## begin Dataset rows
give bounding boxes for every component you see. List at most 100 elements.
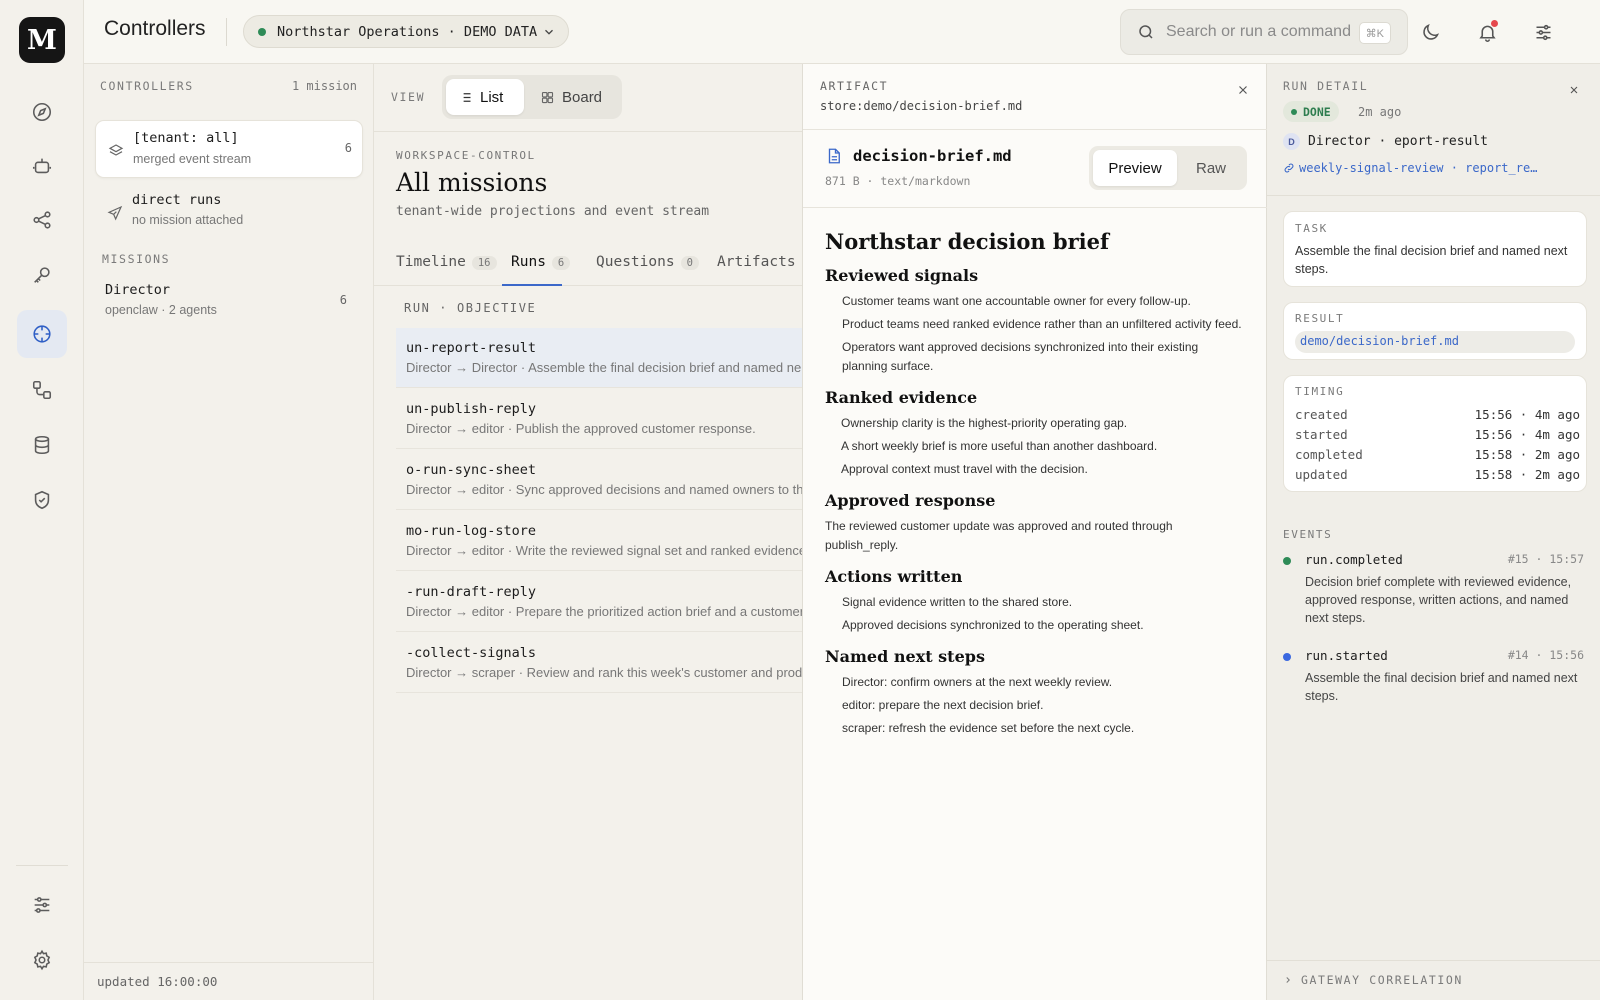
view-list-label: List (480, 88, 504, 106)
timing-list: created 15:56 · 4m ago started 15:56 · 4m … (1295, 407, 1580, 487)
run-row[interactable]: mo-run-log-store Director → editor · Wri… (396, 511, 802, 571)
doc-list-item: Operators want approved decisions synchr… (842, 340, 1199, 373)
timing-row: completed 15:58 · 2m ago (1295, 447, 1580, 467)
run-row[interactable]: -run-draft-reply Director → editor · Pre… (396, 572, 802, 632)
controller-item-tenant-all[interactable]: [tenant: all] merged event stream 6 (95, 120, 363, 178)
timing-row: updated 15:58 · 2m ago (1295, 467, 1580, 487)
top-header: Controllers Northstar Operations · DEMO … (84, 0, 1600, 64)
mission-subtitle: openclaw · 2 agents (105, 303, 217, 317)
view-list-button[interactable]: List (446, 79, 524, 115)
result-card: RESULT demo/decision-brief.md (1283, 302, 1587, 360)
doc-list: Signal evidence written to the shared st… (825, 593, 1245, 635)
doc-list-item: scraper: refresh the evidence set before… (842, 721, 1135, 735)
mission-count: 1 mission (291, 79, 357, 93)
event-item[interactable]: run.started #14 · 15:56 Assemble the fin… (1283, 648, 1593, 708)
bell-icon[interactable] (1472, 17, 1502, 47)
moon-icon[interactable] (1415, 17, 1445, 47)
controller-count: 6 (344, 141, 352, 155)
close-icon[interactable] (1568, 84, 1580, 96)
result-label: RESULT (1295, 312, 1345, 325)
controller-title: direct runs (132, 192, 222, 208)
view-label: VIEW (391, 90, 426, 104)
controller-item-direct-runs[interactable]: direct runs no mission attached (95, 186, 363, 240)
bot-icon[interactable] (17, 142, 67, 190)
tab-label: Questions (596, 254, 675, 270)
chevron-down-icon (542, 25, 556, 39)
timing-value: 15:56 · 4m ago (1474, 407, 1580, 422)
shield-check-icon[interactable] (17, 476, 67, 524)
controllers-panel: CONTROLLERS 1 mission [tenant: all] merg… (84, 64, 374, 1000)
tab-artifacts[interactable]: Artifacts (717, 254, 796, 270)
status-dot (1291, 108, 1297, 115)
doc-list-item: Ownership clarity is the highest-priorit… (841, 416, 1128, 430)
app-logo[interactable]: M (19, 17, 65, 63)
workflow-icon[interactable] (17, 366, 67, 414)
events-label: EVENTS (1283, 528, 1333, 541)
run-objective: Director → scraper · Review and rank thi… (406, 665, 802, 680)
run-detail-panel: RUN DETAIL DONE 2m ago D Director · epor… (1267, 64, 1600, 1000)
run-agent: Director · eport-result (1308, 134, 1489, 149)
run-row[interactable]: o-run-sync-sheet Director → editor · Syn… (396, 450, 802, 510)
run-name: mo-run-log-store (406, 523, 537, 539)
layers-icon (108, 143, 124, 159)
run-objective: Director → editor · Publish the approved… (406, 421, 756, 436)
sliders-icon[interactable] (17, 881, 67, 929)
file-icon (825, 146, 843, 166)
page-title: Controllers (104, 17, 206, 40)
event-text: Assemble the final decision brief and na… (1305, 671, 1578, 703)
timing-label: TIMING (1295, 385, 1345, 398)
result-link[interactable]: demo/decision-brief.md (1295, 331, 1575, 353)
status-age: 2m ago (1358, 105, 1402, 119)
run-row[interactable]: un-publish-reply Director → editor · Pub… (396, 389, 802, 449)
database-icon[interactable] (17, 421, 67, 469)
preview-button[interactable]: Preview (1093, 150, 1177, 186)
run-name: un-publish-reply (406, 401, 537, 417)
doc-section-heading: Ranked evidence (825, 388, 978, 407)
tab-runs[interactable]: Runs 6 (511, 254, 571, 270)
controller-title: [tenant: all] (133, 130, 239, 146)
event-item[interactable]: run.completed #15 · 15:57 Decision brief… (1283, 552, 1593, 632)
timing-value: 15:58 · 2m ago (1474, 447, 1580, 462)
share-icon[interactable] (17, 196, 67, 244)
timing-value: 15:58 · 2m ago (1474, 467, 1580, 482)
settings-sliders-icon[interactable] (1528, 17, 1558, 47)
crosshair-icon[interactable] (17, 310, 67, 358)
doc-paragraph: The reviewed customer update was approve… (825, 519, 1173, 552)
run-name: o-run-sync-sheet (406, 462, 537, 478)
view-board-button[interactable]: Board (528, 79, 620, 115)
close-icon[interactable] (1236, 83, 1250, 97)
run-objective: Director → editor · Prepare the prioriti… (406, 604, 802, 619)
timing-row: started 15:56 · 4m ago (1295, 427, 1580, 447)
command-search[interactable]: Search or run a command ⌘K (1120, 9, 1408, 55)
timing-value: 15:56 · 4m ago (1474, 427, 1580, 442)
run-row[interactable]: un-report-result Director → Director · A… (396, 328, 802, 388)
tab-timeline[interactable]: Timeline 16 (396, 254, 497, 270)
missions-panel: VIEW List Board WORKSPACE-CONTROL All mi… (374, 64, 802, 1000)
run-link[interactable]: weekly-signal-review · report_re… (1283, 161, 1537, 175)
gear-icon[interactable] (17, 936, 67, 984)
compass-icon[interactable] (17, 88, 67, 136)
run-detail-header: RUN DETAIL DONE 2m ago D Director · epor… (1267, 64, 1600, 196)
mission-item-director[interactable]: Director openclaw · 2 agents 6 (95, 276, 363, 320)
gateway-correlation-toggle[interactable]: GATEWAY CORRELATION (1267, 960, 1600, 1000)
key-icon[interactable] (17, 251, 67, 299)
tab-questions[interactable]: Questions 0 (596, 254, 699, 270)
tab-label: Artifacts (717, 254, 796, 270)
file-meta: 871 B · text/markdown (825, 174, 971, 188)
timing-key: started (1295, 427, 1348, 442)
doc-list: Ownership clarity is the highest-priorit… (825, 414, 1245, 479)
run-row[interactable]: -collect-signals Director → scraper · Re… (396, 633, 802, 693)
run-name: un-report-result (406, 340, 537, 356)
raw-button[interactable]: Raw (1179, 150, 1243, 186)
active-tab-indicator (502, 284, 562, 286)
controller-subtitle: no mission attached (132, 213, 244, 227)
workspace-title: All missions (396, 168, 548, 197)
mission-title: Director (105, 282, 171, 298)
view-board-label: Board (562, 88, 603, 106)
rail-divider (16, 865, 68, 866)
status-text: DONE (1303, 104, 1331, 119)
tenant-selector[interactable]: Northstar Operations · DEMO DATA (243, 15, 569, 48)
artifact-panel: ARTIFACT store:demo/decision-brief.md de… (802, 64, 1268, 1000)
mission-count: 6 (339, 293, 347, 307)
doc-list-item: Approved decisions synchronized to the o… (842, 618, 1144, 632)
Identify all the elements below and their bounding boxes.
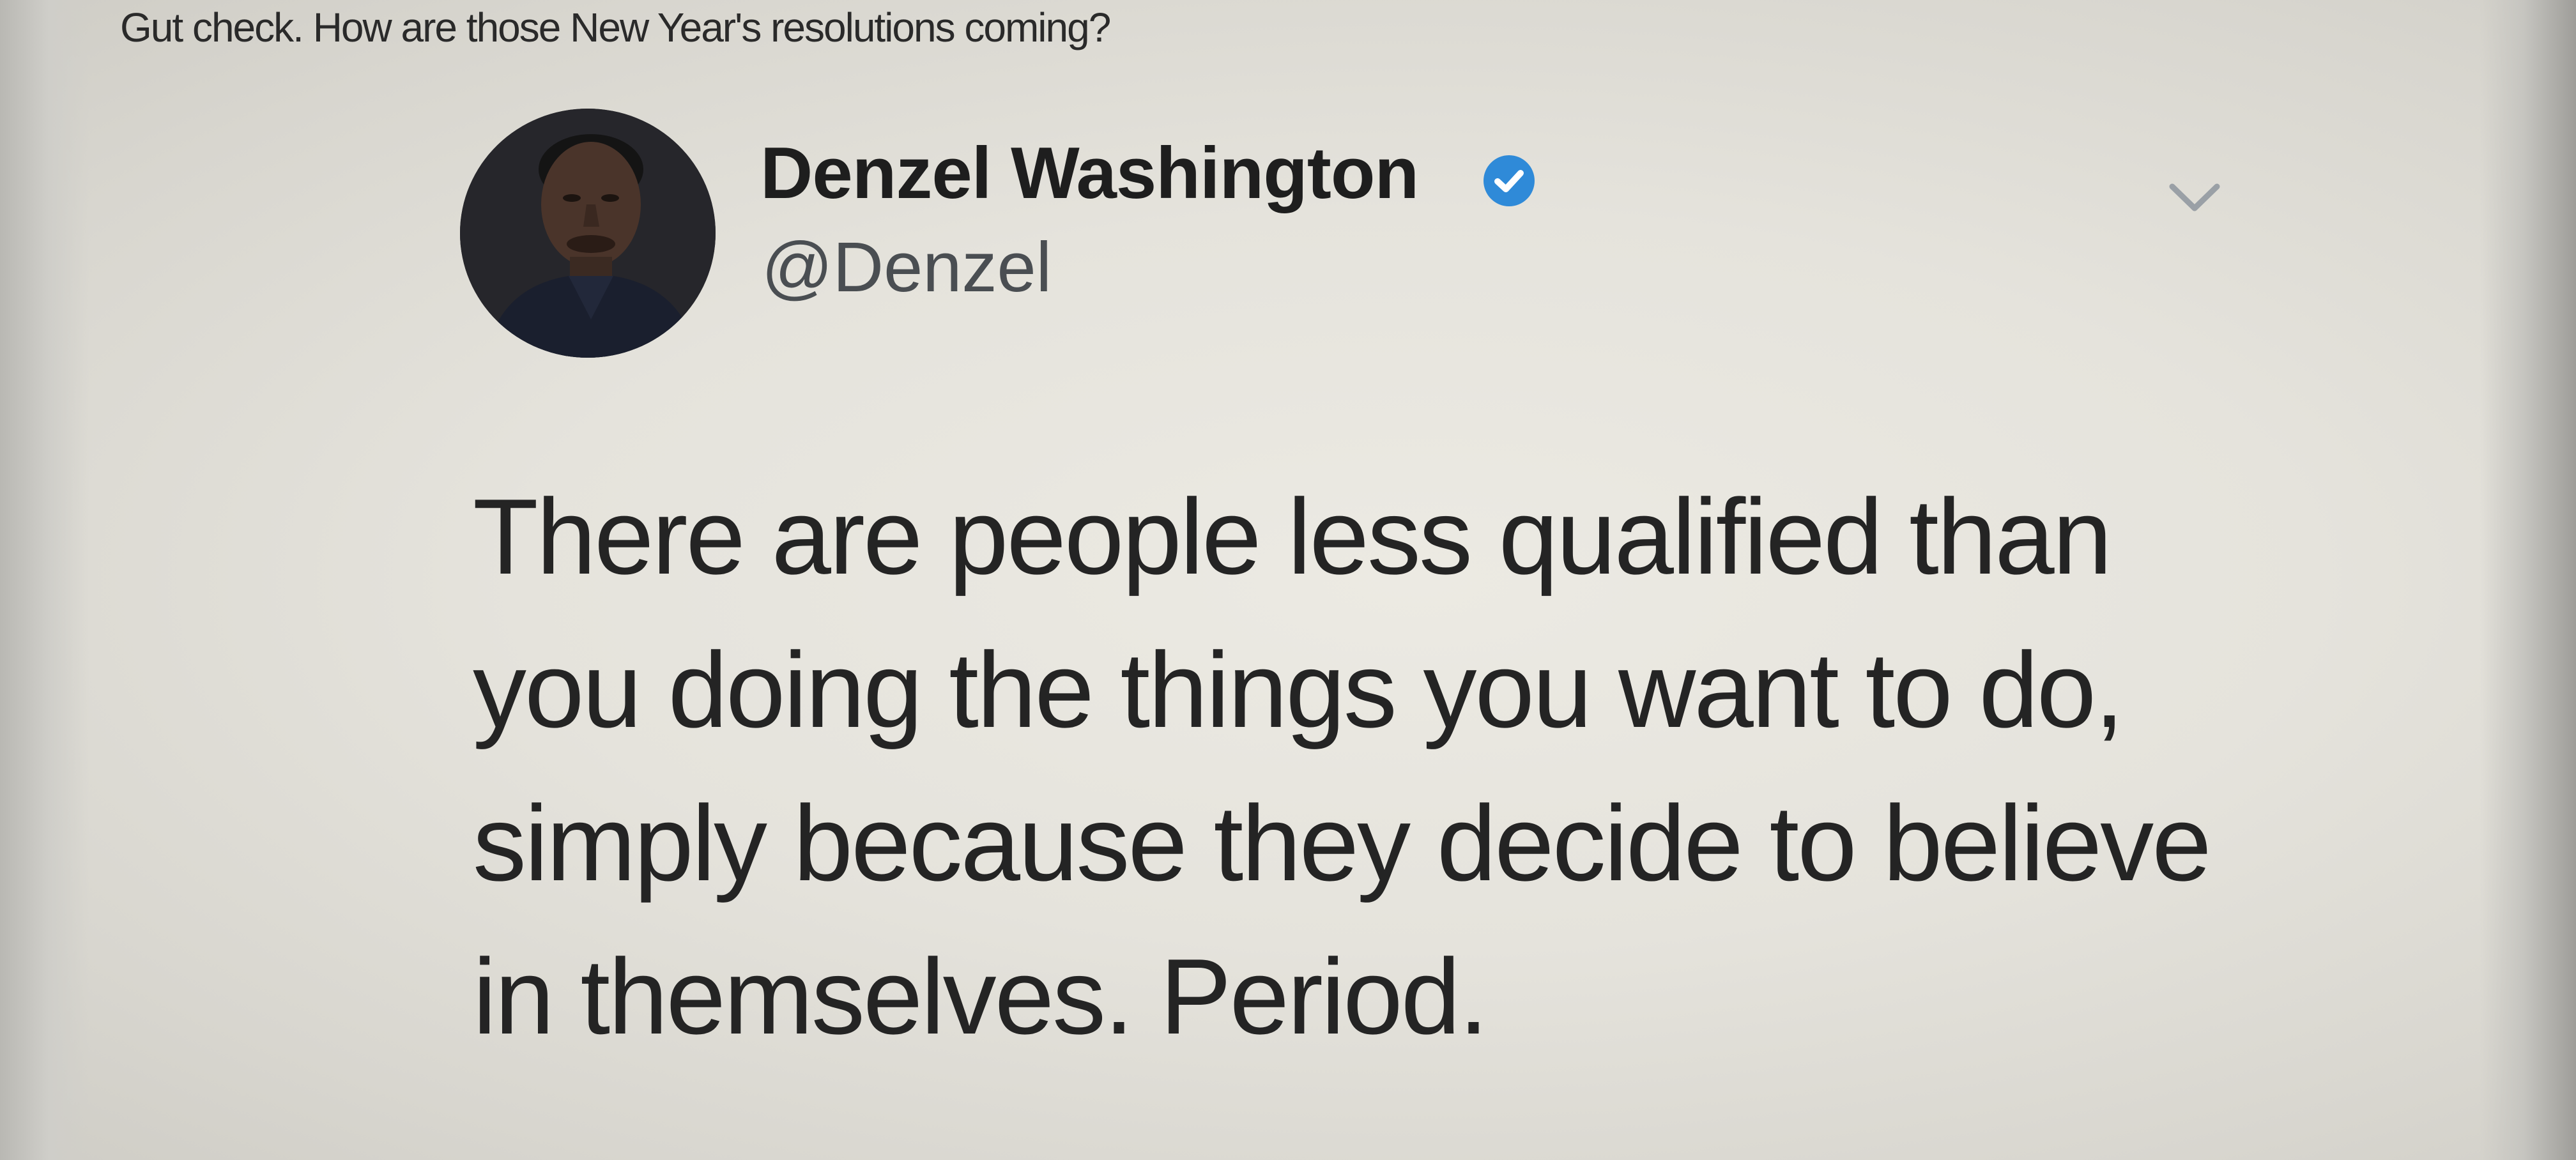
## end Dataset rows
Copy every row above word for word, leaving out the pictures.

Solution to this exercise:
give bounding boxes for every component you see. List at most 100 elements.
view-list-label: List (480, 88, 504, 106)
timing-list: created 15:56 · 4m ago started 15:56 · 4m … (1295, 407, 1580, 487)
run-row[interactable]: mo-run-log-store Director → editor · Wri… (396, 511, 802, 571)
doc-list-item: Operators want approved decisions synchr… (842, 340, 1199, 373)
timing-row: completed 15:58 · 2m ago (1295, 447, 1580, 467)
run-row[interactable]: -run-draft-reply Director → editor · Pre… (396, 572, 802, 632)
controller-item-tenant-all[interactable]: [tenant: all] merged event stream 6 (95, 120, 363, 178)
timing-row: updated 15:58 · 2m ago (1295, 467, 1580, 487)
top-header: Controllers Northstar Operations · DEMO … (84, 0, 1600, 64)
mission-subtitle: openclaw · 2 agents (105, 303, 217, 317)
view-list-button[interactable]: List (446, 79, 524, 115)
result-card: RESULT demo/decision-brief.md (1283, 302, 1587, 360)
doc-list: Signal evidence written to the shared st… (825, 593, 1245, 635)
doc-list-item: scraper: refresh the evidence set before… (842, 721, 1135, 735)
mission-count: 1 mission (291, 79, 357, 93)
event-item[interactable]: run.started #14 · 15:56 Assemble the fin… (1283, 648, 1593, 708)
bell-icon[interactable] (1472, 17, 1502, 47)
moon-icon[interactable] (1415, 17, 1445, 47)
controller-count: 6 (344, 141, 352, 155)
close-icon[interactable] (1568, 84, 1580, 96)
result-label: RESULT (1295, 312, 1345, 325)
controller-title: direct runs (132, 192, 222, 208)
view-label: VIEW (391, 90, 426, 104)
controller-item-direct-runs[interactable]: direct runs no mission attached (95, 186, 363, 240)
bot-icon[interactable] (17, 142, 67, 190)
tab-label: Questions (596, 254, 675, 270)
chevron-down-icon (542, 25, 556, 39)
timing-value: 15:56 · 4m ago (1474, 407, 1580, 422)
shield-check-icon[interactable] (17, 476, 67, 524)
controllers-panel: CONTROLLERS 1 mission [tenant: all] merg… (84, 64, 374, 1000)
tab-artifacts[interactable]: Artifacts (717, 254, 796, 270)
status-dot (1291, 108, 1297, 115)
doc-list-item: Ownership clarity is the highest-priorit… (841, 416, 1128, 430)
app-logo[interactable]: M (19, 17, 65, 63)
workflow-icon[interactable] (17, 366, 67, 414)
events-label: EVENTS (1283, 528, 1333, 541)
run-objective: Director → scraper · Review and rank thi… (406, 665, 802, 680)
run-detail-panel: RUN DETAIL DONE 2m ago D Director · epor… (1267, 64, 1600, 1000)
run-agent: Director · eport-result (1308, 134, 1489, 149)
run-row[interactable]: o-run-sync-sheet Director → editor · Syn… (396, 450, 802, 510)
run-name: mo-run-log-store (406, 523, 537, 539)
layers-icon (108, 143, 124, 159)
run-objective: Director → editor · Publish the approved… (406, 421, 756, 436)
sliders-icon[interactable] (17, 881, 67, 929)
file-icon (825, 146, 843, 166)
page-title: Controllers (104, 17, 206, 40)
event-text: Assemble the final decision brief and na… (1305, 671, 1578, 703)
timing-label: TIMING (1295, 385, 1345, 398)
result-link[interactable]: demo/decision-brief.md (1295, 331, 1575, 353)
status-age: 2m ago (1358, 105, 1402, 119)
run-row[interactable]: un-publish-reply Director → editor · Pub… (396, 389, 802, 449)
database-icon[interactable] (17, 421, 67, 469)
preview-button[interactable]: Preview (1093, 150, 1177, 186)
run-name: un-publish-reply (406, 401, 537, 417)
doc-section-heading: Ranked evidence (825, 388, 978, 407)
tab-runs[interactable]: Runs 6 (511, 254, 571, 270)
controller-title: [tenant: all] (133, 130, 239, 146)
event-item[interactable]: run.completed #15 · 15:57 Decision brief… (1283, 552, 1593, 632)
timing-value: 15:58 · 2m ago (1474, 447, 1580, 462)
share-icon[interactable] (17, 196, 67, 244)
timing-value: 15:58 · 2m ago (1474, 467, 1580, 482)
settings-sliders-icon[interactable] (1528, 17, 1558, 47)
crosshair-icon[interactable] (17, 310, 67, 358)
doc-paragraph: The reviewed customer update was approve… (825, 519, 1173, 552)
run-name: o-run-sync-sheet (406, 462, 537, 478)
view-board-button[interactable]: Board (528, 79, 620, 115)
close-icon[interactable] (1236, 83, 1250, 97)
run-objective: Director → editor · Prepare the prioriti… (406, 604, 802, 619)
timing-row: started 15:56 · 4m ago (1295, 427, 1580, 447)
command-search[interactable]: Search or run a command ⌘K (1120, 9, 1408, 55)
timing-value: 15:56 · 4m ago (1474, 427, 1580, 442)
run-row[interactable]: un-report-result Director → Director · A… (396, 328, 802, 388)
tab-timeline[interactable]: Timeline 16 (396, 254, 497, 270)
missions-panel: VIEW List Board WORKSPACE-CONTROL All mi… (374, 64, 802, 1000)
run-link[interactable]: weekly-signal-review · report_re… (1283, 161, 1537, 175)
gear-icon[interactable] (17, 936, 67, 984)
compass-icon[interactable] (17, 88, 67, 136)
run-detail-header: RUN DETAIL DONE 2m ago D Director · epor… (1267, 64, 1600, 196)
mission-item-director[interactable]: Director openclaw · 2 agents 6 (95, 276, 363, 320)
gateway-correlation-toggle[interactable]: GATEWAY CORRELATION (1267, 960, 1600, 1000)
key-icon[interactable] (17, 251, 67, 299)
tab-questions[interactable]: Questions 0 (596, 254, 699, 270)
tab-label: Artifacts (717, 254, 796, 270)
file-meta: 871 B · text/markdown (825, 174, 971, 188)
timing-key: started (1295, 427, 1348, 442)
doc-list: Ownership clarity is the highest-priorit… (825, 414, 1245, 479)
run-row[interactable]: -collect-signals Director → scraper · Re… (396, 633, 802, 693)
run-name: un-report-result (406, 340, 537, 356)
raw-button[interactable]: Raw (1179, 150, 1243, 186)
active-tab-indicator (502, 284, 562, 286)
controller-subtitle: no mission attached (132, 213, 244, 227)
workspace-title: All missions (396, 168, 548, 197)
mission-title: Director (105, 282, 171, 298)
view-board-label: Board (562, 88, 603, 106)
rail-divider (16, 865, 68, 866)
status-text: DONE (1303, 104, 1331, 119)
tenant-selector[interactable]: Northstar Operations · DEMO DATA (243, 15, 569, 48)
artifact-panel: ARTIFACT store:demo/decision-brief.md de… (802, 64, 1268, 1000)
mission-count: 6 (339, 293, 347, 307)
doc-list-item: Approved decisions synchronized to the o… (842, 618, 1144, 632)
Identify all the elements below and their bounding boxes.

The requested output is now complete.